(Collected data)
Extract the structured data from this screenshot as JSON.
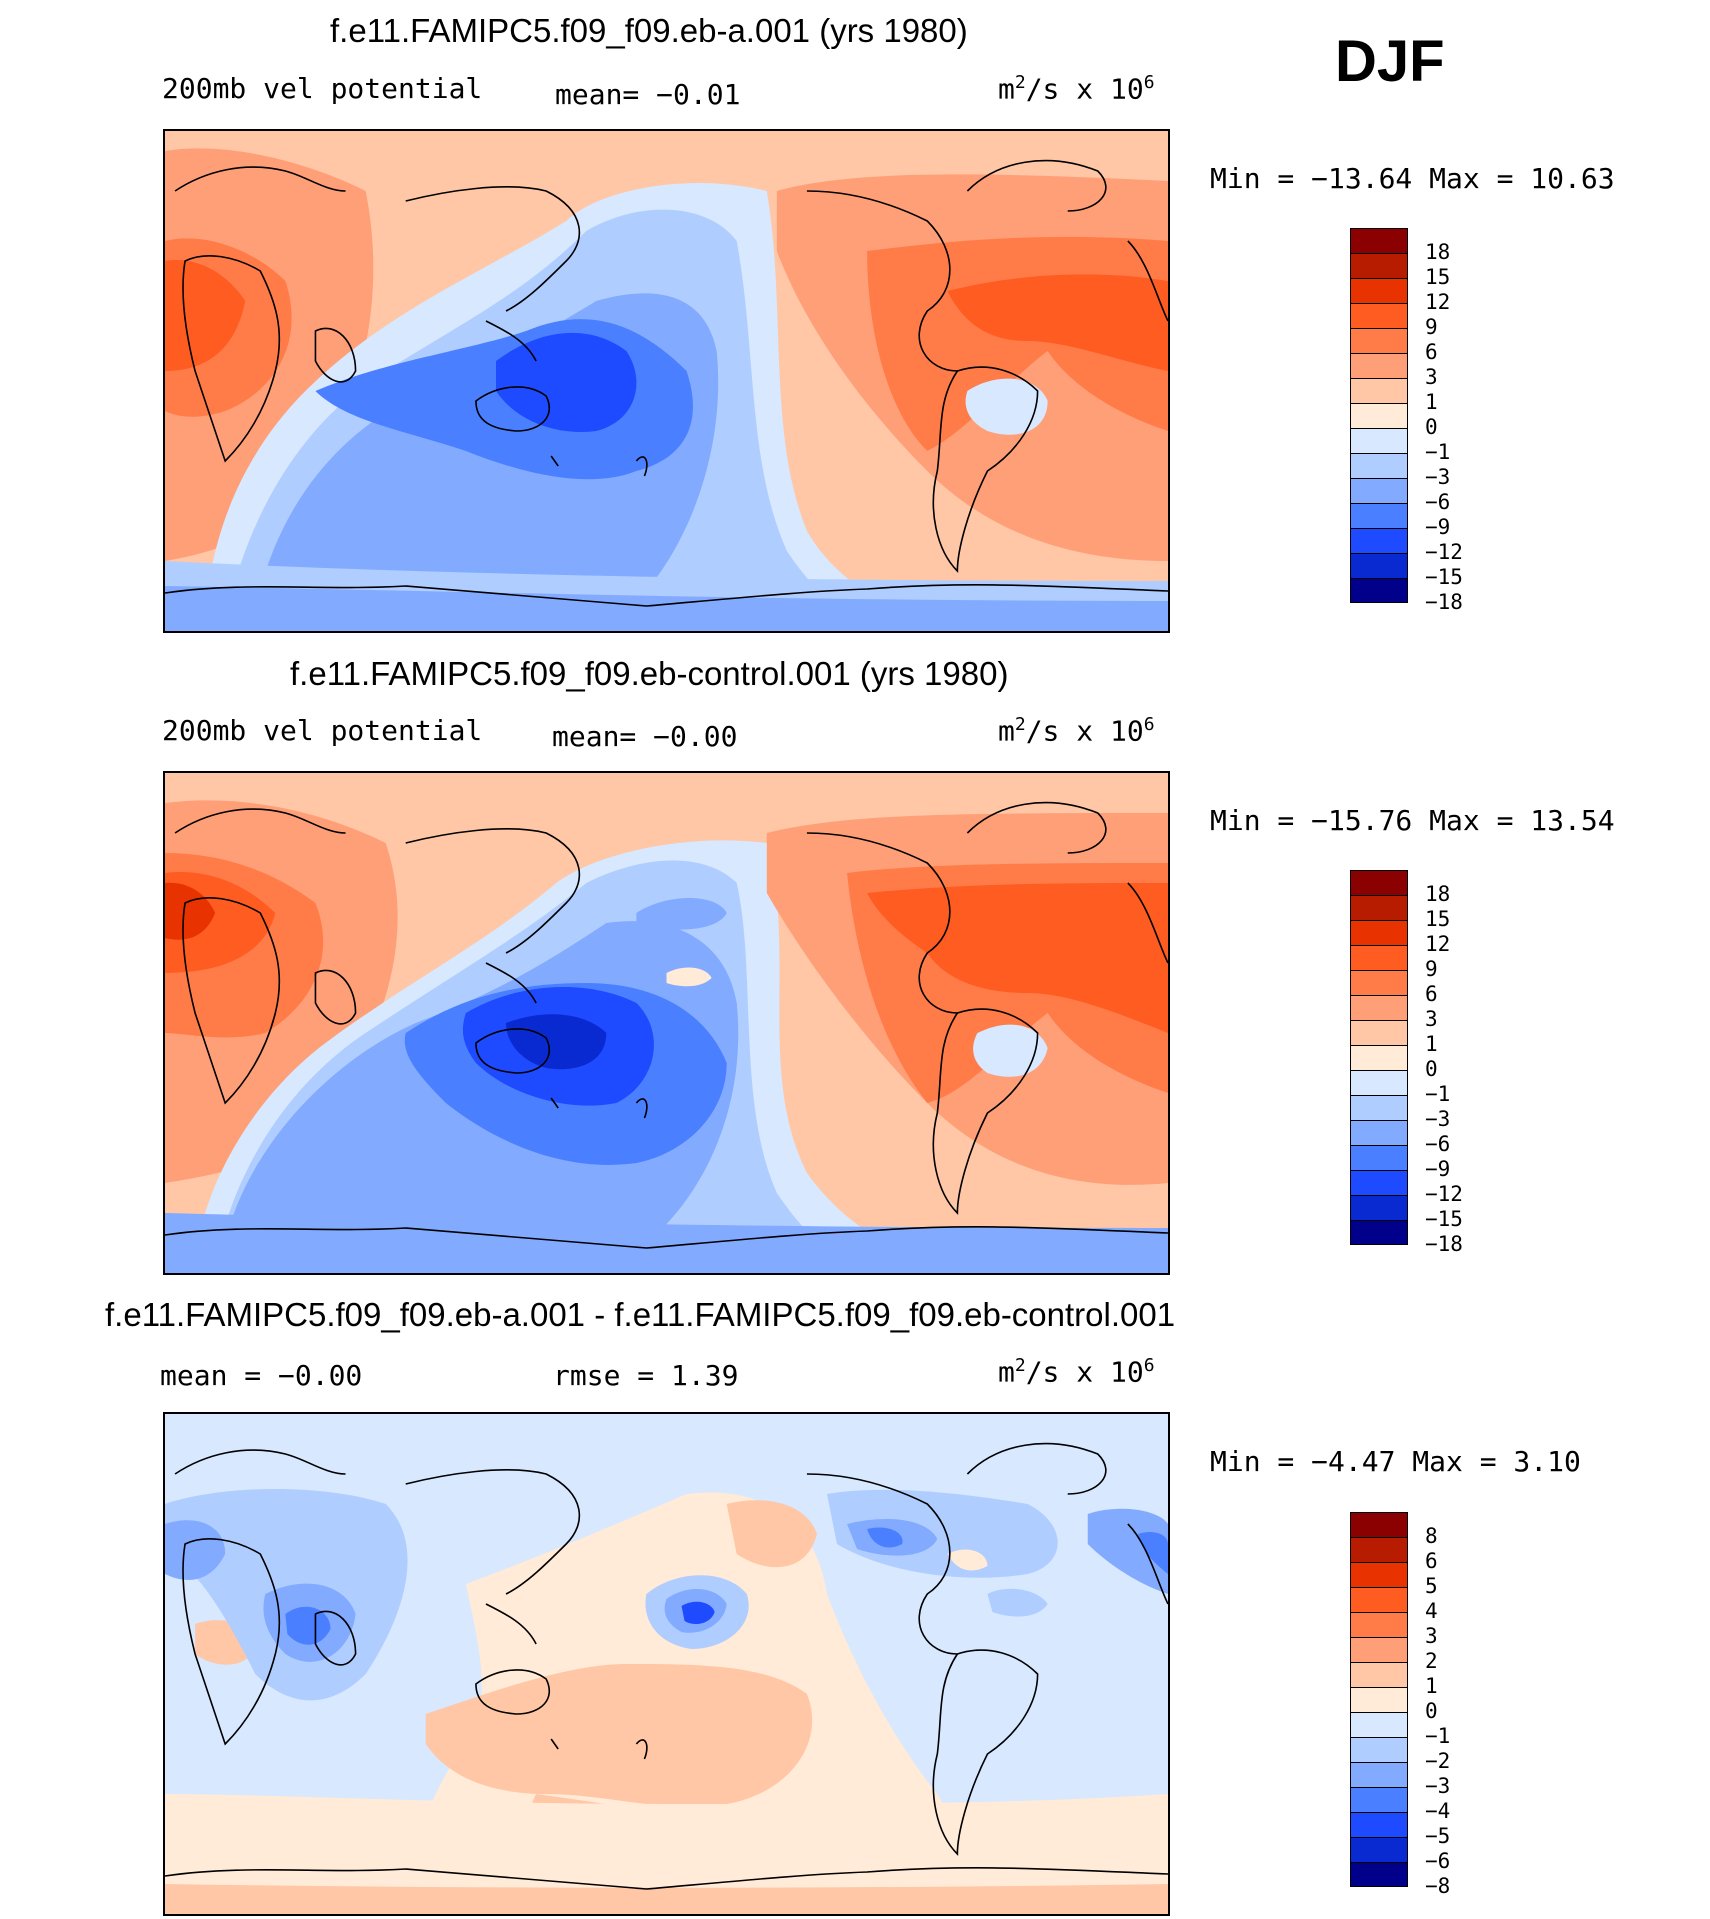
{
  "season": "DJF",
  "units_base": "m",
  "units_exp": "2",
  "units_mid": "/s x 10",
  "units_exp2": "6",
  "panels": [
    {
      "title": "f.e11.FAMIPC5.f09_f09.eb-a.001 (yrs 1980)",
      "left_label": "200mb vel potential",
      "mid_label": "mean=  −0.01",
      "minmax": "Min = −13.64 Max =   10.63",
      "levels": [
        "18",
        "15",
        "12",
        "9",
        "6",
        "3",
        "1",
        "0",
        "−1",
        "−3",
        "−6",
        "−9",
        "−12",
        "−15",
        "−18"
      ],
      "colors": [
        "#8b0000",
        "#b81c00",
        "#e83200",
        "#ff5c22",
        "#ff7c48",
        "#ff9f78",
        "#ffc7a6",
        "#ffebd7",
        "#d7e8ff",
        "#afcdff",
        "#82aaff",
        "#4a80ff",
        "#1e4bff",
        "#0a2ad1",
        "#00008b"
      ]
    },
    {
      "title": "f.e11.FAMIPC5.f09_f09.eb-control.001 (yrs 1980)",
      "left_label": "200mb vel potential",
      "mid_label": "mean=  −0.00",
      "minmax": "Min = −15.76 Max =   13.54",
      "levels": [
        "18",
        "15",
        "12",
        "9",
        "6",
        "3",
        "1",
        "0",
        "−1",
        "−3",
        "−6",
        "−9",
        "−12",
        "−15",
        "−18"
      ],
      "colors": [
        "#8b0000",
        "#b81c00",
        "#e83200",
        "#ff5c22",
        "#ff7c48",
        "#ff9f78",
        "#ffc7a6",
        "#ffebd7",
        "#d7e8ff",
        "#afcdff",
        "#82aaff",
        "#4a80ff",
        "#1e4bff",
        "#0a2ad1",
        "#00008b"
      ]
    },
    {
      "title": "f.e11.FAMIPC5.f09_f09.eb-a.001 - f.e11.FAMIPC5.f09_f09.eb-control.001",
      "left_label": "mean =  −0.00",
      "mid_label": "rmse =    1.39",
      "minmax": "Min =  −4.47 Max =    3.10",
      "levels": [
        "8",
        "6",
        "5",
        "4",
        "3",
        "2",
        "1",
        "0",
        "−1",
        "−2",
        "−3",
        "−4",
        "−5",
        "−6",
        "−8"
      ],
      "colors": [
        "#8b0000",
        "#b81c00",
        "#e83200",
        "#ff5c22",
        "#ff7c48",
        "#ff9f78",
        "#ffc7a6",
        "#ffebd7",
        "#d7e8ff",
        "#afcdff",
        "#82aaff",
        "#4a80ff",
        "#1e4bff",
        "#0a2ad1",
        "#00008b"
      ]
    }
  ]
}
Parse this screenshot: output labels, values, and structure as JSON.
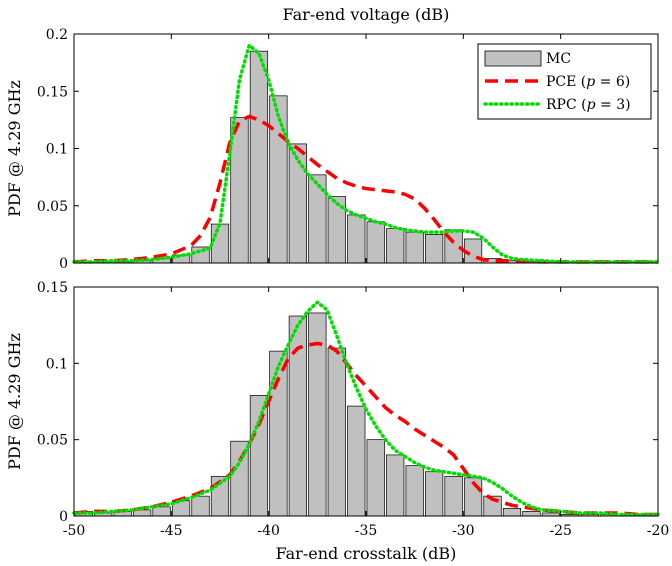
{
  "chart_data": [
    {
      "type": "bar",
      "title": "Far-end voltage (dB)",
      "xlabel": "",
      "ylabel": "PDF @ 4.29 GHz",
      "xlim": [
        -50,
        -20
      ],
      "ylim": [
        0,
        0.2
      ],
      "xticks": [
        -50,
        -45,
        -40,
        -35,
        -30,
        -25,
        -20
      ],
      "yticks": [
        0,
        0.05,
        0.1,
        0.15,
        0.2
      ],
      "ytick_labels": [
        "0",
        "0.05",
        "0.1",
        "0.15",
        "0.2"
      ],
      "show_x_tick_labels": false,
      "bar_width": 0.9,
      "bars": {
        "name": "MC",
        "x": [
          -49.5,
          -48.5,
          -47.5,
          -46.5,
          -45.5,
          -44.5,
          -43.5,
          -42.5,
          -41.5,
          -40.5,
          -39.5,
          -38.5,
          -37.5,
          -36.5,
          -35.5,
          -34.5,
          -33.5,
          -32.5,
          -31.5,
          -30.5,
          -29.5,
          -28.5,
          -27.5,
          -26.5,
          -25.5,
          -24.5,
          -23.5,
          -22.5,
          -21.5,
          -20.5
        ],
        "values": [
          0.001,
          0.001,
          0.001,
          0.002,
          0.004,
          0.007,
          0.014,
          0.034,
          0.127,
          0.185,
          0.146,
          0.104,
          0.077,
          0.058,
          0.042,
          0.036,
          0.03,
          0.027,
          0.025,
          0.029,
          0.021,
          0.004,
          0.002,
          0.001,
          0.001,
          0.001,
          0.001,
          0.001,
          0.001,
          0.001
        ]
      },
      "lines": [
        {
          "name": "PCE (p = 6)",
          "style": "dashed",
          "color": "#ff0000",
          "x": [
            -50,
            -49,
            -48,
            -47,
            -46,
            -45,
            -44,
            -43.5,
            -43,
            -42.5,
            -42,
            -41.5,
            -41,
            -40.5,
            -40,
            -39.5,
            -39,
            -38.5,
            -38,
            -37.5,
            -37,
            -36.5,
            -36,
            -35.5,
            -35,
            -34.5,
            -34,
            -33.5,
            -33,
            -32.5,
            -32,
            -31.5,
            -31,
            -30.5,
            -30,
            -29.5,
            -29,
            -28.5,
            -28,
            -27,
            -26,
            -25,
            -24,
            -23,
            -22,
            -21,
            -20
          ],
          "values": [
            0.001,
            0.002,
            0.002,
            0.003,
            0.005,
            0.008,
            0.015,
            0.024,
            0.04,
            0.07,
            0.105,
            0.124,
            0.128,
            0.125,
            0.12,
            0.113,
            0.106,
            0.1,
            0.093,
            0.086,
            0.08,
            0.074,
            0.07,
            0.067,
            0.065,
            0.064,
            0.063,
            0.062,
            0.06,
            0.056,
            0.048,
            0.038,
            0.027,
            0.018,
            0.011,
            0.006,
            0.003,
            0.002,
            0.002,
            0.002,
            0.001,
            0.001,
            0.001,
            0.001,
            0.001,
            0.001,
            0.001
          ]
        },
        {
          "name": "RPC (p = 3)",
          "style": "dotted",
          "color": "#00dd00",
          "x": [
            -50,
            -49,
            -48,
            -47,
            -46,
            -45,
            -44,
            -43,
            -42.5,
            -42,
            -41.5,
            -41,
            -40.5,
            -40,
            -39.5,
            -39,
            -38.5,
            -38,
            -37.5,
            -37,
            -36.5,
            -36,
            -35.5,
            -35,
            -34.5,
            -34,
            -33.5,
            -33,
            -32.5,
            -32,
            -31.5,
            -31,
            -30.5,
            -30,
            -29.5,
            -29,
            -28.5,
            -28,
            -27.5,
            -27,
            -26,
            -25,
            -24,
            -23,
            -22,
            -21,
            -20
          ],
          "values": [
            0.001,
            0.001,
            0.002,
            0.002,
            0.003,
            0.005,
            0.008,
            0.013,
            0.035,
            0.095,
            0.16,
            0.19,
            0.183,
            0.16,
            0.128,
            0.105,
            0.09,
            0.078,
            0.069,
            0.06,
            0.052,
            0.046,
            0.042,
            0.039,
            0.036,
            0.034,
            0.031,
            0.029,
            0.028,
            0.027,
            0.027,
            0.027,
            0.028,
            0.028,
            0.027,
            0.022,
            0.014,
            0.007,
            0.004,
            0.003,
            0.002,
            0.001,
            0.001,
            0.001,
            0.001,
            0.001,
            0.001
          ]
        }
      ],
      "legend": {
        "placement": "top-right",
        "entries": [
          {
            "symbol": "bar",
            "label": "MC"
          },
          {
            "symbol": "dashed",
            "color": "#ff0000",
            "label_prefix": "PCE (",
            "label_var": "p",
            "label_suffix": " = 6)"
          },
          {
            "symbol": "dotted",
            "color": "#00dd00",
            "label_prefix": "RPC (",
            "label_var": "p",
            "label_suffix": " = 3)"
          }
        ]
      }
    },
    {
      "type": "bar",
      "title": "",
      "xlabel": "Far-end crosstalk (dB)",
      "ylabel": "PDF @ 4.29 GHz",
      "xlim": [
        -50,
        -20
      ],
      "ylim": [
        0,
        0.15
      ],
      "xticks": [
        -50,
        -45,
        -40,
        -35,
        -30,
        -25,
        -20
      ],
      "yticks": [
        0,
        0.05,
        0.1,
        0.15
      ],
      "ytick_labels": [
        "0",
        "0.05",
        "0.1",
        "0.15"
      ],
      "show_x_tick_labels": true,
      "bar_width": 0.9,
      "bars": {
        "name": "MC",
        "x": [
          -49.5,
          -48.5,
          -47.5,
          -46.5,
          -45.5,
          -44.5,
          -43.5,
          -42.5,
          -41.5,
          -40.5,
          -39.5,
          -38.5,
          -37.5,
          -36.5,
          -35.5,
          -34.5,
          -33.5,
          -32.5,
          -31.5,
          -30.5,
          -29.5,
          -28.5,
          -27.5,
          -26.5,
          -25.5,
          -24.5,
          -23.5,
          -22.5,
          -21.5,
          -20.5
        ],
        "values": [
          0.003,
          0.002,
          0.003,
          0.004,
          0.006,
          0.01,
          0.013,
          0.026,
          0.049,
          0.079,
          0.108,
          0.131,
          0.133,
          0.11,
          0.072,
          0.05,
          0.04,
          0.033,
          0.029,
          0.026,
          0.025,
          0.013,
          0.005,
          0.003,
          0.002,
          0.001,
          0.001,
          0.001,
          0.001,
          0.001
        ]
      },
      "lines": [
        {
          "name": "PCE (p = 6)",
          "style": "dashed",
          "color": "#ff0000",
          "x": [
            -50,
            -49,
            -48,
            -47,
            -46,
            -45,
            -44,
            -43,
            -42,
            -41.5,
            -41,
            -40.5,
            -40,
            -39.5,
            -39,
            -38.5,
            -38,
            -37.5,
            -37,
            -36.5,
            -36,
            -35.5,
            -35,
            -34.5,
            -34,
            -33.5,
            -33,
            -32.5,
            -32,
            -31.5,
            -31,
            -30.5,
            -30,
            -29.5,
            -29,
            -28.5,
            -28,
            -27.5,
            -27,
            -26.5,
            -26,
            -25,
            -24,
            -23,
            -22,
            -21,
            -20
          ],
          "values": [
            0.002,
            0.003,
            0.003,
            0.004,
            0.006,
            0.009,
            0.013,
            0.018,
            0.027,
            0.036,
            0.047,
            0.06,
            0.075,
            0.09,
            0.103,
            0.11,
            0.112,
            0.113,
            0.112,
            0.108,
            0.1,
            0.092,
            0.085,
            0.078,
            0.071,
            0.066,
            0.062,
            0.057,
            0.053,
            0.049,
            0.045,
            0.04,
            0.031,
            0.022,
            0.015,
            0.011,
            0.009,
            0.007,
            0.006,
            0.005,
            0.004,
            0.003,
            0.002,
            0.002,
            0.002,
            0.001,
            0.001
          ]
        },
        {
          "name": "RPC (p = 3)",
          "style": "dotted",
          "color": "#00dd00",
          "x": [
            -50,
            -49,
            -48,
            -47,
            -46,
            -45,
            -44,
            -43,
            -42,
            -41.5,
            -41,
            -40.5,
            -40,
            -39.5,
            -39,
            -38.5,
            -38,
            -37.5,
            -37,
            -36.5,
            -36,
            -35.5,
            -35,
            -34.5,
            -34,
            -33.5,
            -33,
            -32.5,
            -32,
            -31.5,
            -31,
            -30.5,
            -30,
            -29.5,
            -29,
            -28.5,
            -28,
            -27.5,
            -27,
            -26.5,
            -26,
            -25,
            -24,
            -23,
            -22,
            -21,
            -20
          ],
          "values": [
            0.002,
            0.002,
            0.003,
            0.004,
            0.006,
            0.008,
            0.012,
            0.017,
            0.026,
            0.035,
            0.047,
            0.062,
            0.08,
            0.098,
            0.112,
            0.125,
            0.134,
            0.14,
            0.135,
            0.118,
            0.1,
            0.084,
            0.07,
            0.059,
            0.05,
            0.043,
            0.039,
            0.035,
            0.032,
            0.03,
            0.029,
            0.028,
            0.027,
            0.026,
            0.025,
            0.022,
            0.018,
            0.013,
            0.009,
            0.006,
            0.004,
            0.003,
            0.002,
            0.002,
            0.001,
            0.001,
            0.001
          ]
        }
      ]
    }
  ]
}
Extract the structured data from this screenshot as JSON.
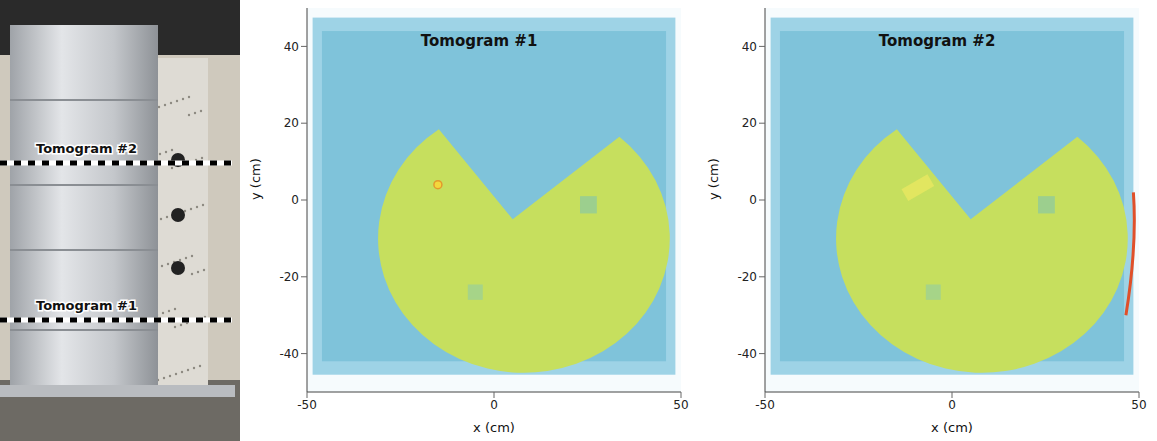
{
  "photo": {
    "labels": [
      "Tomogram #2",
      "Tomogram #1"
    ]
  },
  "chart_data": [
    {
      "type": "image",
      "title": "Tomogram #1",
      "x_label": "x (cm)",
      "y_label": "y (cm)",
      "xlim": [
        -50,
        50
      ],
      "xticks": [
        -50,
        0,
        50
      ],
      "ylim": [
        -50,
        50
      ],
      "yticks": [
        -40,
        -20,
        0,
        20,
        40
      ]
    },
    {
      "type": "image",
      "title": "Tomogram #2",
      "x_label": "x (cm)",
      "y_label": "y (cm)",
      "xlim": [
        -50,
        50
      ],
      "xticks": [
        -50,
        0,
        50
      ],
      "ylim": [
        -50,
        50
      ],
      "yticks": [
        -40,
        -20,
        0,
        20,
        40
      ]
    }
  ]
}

▸ Your instructions: What is the number of lines in this material that hold the string "minmax"? Answer with that number only.

▸ The completed task: 3